◆ **YOUR GOAL**
Check every line below for the word "document" and copy the ones that have it.

◆ **EXERCISE MATERIALS**
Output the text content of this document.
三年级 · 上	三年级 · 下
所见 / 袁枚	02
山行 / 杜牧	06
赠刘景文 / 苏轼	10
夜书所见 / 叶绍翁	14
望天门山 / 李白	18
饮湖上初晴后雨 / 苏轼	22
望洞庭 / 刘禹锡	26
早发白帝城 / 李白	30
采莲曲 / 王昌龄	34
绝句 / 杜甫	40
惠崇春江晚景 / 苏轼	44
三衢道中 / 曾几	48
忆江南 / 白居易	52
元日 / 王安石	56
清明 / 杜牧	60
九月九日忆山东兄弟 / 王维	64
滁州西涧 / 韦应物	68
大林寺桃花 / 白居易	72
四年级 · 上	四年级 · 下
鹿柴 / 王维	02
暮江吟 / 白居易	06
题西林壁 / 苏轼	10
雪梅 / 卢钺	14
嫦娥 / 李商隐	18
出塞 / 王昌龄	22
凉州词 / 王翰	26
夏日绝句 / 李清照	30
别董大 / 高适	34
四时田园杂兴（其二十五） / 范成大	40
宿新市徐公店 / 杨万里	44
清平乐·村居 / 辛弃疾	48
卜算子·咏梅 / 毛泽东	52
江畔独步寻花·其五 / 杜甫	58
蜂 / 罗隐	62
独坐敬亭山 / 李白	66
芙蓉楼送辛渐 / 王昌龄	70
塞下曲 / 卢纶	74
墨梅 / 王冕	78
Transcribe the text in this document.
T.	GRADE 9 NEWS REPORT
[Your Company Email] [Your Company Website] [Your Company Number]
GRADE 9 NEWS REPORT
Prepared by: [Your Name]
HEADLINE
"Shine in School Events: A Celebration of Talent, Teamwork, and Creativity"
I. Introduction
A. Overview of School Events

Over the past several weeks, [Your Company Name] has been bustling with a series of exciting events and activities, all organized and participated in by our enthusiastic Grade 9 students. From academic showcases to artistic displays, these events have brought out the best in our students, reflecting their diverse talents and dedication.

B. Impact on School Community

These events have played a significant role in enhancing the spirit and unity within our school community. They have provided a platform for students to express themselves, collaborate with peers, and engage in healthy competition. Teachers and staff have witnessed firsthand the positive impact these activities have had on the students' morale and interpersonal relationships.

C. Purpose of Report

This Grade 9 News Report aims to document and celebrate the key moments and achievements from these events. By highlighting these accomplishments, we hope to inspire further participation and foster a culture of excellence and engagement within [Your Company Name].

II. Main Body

◆ **EXERCISE RESULT**
Output the text content of this document.
Transcribe the text in this document.
This Grade 9 News Report aims to document and celebrate the key moments and achievements from these events. By highlighting these accomplishments, we hope to inspire further participation and foster a culture of excellence and engagement within [Your Company Name].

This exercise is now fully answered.